* [Given task]
Collect every line below that contains the word "данные".
┌─ Excerpted records
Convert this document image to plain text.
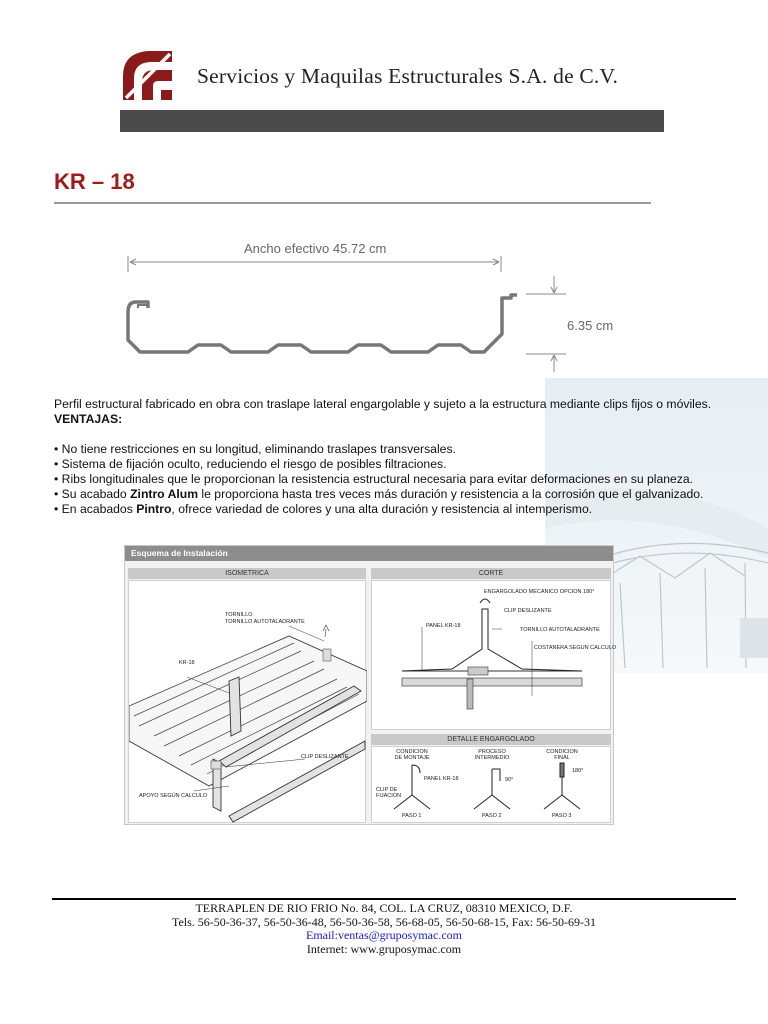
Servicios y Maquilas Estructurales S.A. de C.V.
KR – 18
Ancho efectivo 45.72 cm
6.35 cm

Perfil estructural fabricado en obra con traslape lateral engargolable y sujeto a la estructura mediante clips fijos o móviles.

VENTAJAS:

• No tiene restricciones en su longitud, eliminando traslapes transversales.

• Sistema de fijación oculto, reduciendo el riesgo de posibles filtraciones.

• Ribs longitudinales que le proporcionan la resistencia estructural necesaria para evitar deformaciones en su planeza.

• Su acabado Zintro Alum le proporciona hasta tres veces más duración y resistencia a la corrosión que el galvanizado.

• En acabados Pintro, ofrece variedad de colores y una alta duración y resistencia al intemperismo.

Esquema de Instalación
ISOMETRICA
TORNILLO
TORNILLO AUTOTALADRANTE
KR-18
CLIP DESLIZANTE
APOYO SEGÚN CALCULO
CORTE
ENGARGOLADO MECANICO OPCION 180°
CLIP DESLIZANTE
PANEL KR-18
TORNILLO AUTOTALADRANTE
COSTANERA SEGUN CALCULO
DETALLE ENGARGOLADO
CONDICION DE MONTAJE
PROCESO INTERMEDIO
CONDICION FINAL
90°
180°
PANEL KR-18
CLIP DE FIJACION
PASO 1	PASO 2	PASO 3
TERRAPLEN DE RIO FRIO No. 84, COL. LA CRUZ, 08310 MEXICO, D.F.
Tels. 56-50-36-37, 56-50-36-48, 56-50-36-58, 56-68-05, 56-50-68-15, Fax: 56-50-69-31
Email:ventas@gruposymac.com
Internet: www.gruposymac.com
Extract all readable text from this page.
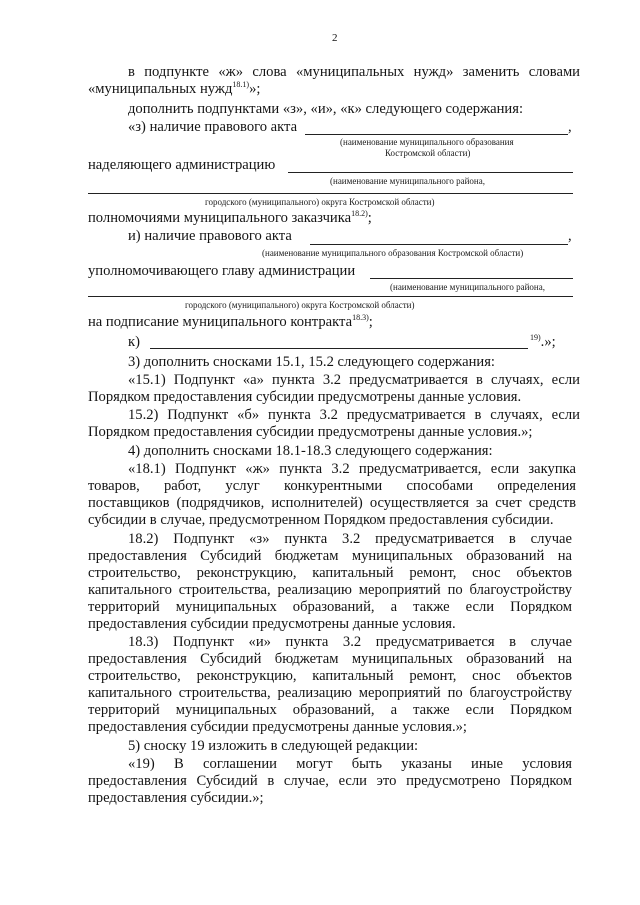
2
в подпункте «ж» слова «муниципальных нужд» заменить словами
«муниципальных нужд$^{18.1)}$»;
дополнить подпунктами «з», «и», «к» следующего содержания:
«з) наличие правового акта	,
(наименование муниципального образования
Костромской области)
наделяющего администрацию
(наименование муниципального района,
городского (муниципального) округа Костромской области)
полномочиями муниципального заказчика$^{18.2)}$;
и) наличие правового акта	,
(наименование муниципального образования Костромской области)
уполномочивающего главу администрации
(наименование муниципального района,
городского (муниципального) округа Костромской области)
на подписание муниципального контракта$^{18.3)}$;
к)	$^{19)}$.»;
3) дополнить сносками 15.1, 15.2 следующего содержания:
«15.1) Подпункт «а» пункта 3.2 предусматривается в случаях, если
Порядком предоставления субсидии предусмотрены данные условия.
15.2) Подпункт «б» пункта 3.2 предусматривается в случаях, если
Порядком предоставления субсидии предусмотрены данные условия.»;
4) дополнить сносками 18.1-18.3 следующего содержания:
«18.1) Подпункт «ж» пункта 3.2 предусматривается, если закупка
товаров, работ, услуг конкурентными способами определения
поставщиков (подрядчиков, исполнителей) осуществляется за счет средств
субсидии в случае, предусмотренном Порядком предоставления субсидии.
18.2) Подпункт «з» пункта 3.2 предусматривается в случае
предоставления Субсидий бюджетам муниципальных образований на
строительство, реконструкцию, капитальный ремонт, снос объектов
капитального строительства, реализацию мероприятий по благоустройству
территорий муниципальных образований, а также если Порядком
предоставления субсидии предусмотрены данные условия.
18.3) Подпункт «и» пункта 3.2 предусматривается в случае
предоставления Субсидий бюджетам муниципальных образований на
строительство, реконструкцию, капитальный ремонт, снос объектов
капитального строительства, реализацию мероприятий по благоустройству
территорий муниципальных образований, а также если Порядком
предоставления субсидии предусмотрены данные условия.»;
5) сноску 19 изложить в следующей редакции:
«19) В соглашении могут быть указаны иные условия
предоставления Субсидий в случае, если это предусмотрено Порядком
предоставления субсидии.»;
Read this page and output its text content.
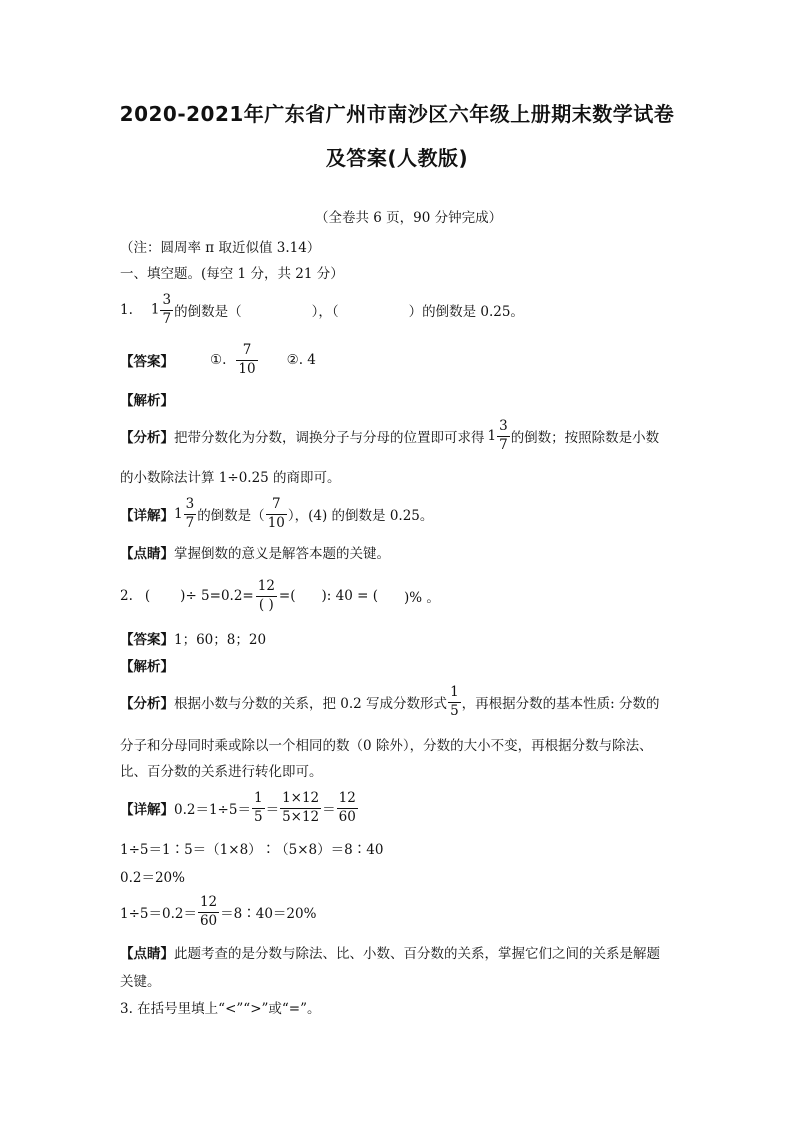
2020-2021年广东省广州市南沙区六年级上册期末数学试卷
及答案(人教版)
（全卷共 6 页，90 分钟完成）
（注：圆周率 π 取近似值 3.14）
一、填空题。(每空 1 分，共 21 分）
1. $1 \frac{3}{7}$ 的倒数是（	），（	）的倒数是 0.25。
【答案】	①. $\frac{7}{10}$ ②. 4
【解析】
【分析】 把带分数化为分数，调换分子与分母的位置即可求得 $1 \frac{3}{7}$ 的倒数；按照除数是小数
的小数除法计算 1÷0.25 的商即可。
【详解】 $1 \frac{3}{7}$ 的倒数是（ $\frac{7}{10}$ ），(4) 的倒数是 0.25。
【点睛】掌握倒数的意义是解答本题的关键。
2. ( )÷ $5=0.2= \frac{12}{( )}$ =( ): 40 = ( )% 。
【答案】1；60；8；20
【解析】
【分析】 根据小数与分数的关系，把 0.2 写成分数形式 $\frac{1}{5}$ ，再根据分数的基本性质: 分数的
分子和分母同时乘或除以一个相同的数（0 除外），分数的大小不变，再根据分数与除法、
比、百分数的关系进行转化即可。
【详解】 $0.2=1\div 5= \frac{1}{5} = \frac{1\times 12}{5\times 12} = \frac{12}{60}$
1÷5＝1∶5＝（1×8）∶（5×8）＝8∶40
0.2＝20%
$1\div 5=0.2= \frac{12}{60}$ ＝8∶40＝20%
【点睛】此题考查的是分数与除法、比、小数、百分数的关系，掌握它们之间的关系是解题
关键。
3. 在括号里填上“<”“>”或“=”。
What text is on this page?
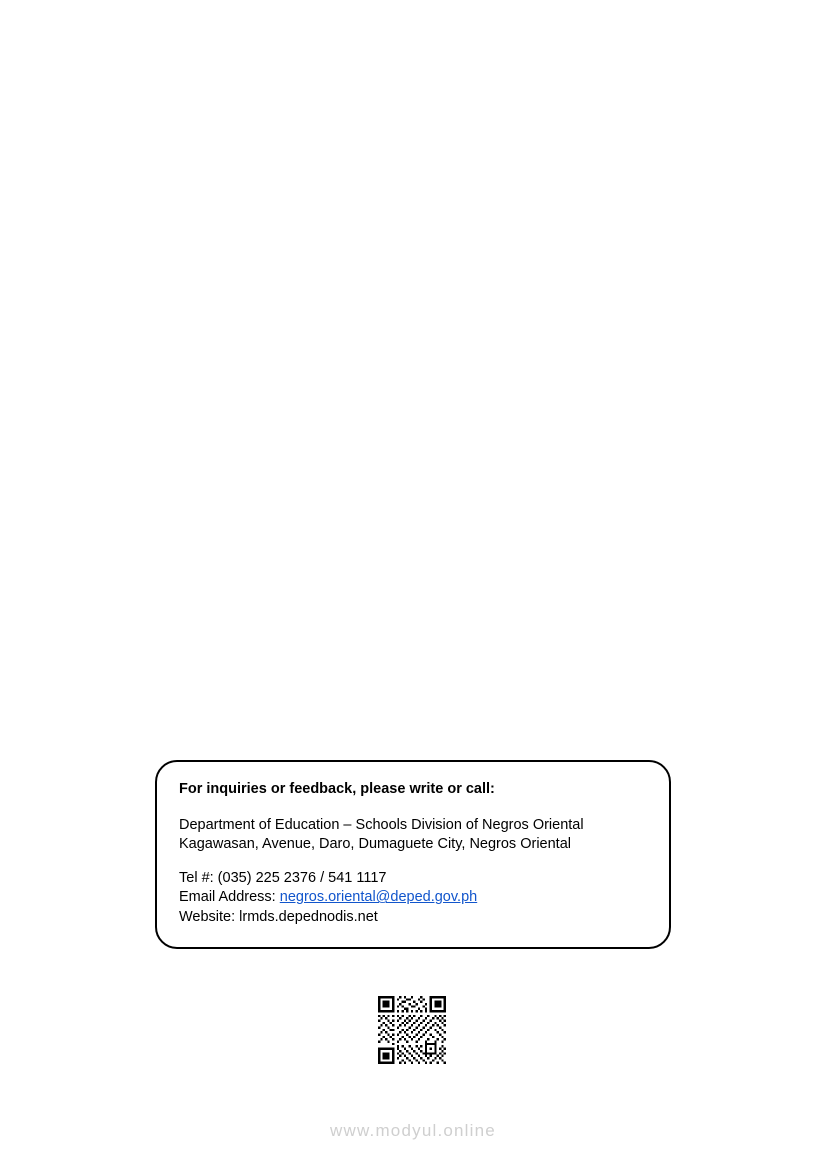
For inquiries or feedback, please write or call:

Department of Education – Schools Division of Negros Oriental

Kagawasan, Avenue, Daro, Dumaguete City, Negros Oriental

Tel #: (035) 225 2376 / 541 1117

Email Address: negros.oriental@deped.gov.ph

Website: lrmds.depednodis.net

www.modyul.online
└─
* [Task output]
Порядком предоставления субсидии предусмотрены данные условия.
Порядком предоставления субсидии предусмотрены данные условия.»;
предоставления субсидии предусмотрены данные условия.
предоставления субсидии предусмотрены данные условия.»;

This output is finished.